What is expected: Output the data word for word, dropping every image.
──────── Dataset content ────────
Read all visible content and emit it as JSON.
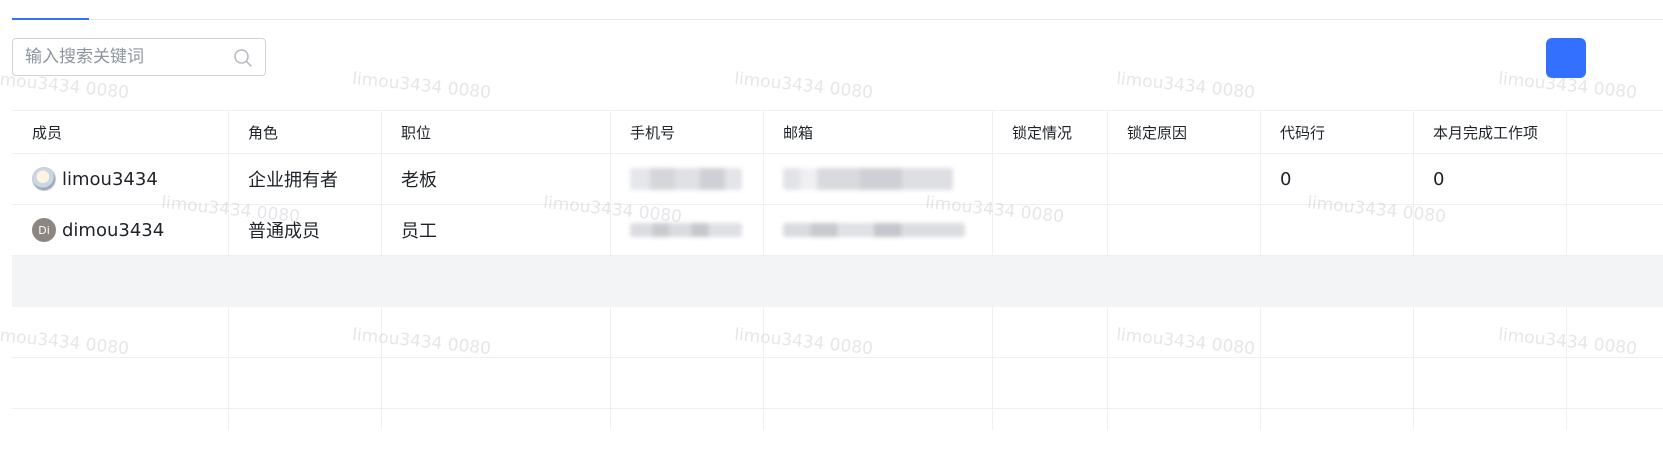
{
  "search": {
    "placeholder": "输入搜索关键词"
  },
  "table": {
    "columns": [
      "成员",
      "角色",
      "职位",
      "手机号",
      "邮箱",
      "锁定情况",
      "锁定原因",
      "代码行",
      "本月完成工作项"
    ],
    "rows": [
      {
        "member": "limou3434",
        "avatar_type": "image",
        "role": "企业拥有者",
        "position": "老板",
        "code_lines": "0",
        "work_items": "0"
      },
      {
        "member": "dimou3434",
        "avatar_initials": "Di",
        "role": "普通成员",
        "position": "员工",
        "code_lines": "",
        "work_items": ""
      }
    ]
  },
  "watermark": "limou3434 0080",
  "colors": {
    "accent": "#3370ff",
    "border": "#eff0f1",
    "row_hover": "#f3f4f6"
  }
}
────────
Written solution:
Read all visible content and emit it as JSON.
{
  "search": {
    "placeholder": "输入搜索关键词"
  },
  "table": {
    "columns": [
      "成员",
      "角色",
      "职位",
      "手机号",
      "邮箱",
      "锁定情况",
      "锁定原因",
      "代码行",
      "本月完成工作项"
    ],
    "rows": [
      {
        "member": "limou3434",
        "avatar_type": "image",
        "role": "企业拥有者",
        "position": "老板",
        "code_lines": "0",
        "work_items": "0"
      },
      {
        "member": "dimou3434",
        "avatar_initials": "Di",
        "role": "普通成员",
        "position": "员工",
        "code_lines": "",
        "work_items": ""
      }
    ]
  },
  "watermark": "limou3434 0080",
  "colors": {
    "accent": "#3370ff",
    "border": "#eff0f1",
    "row_hover": "#f3f4f6"
  }
}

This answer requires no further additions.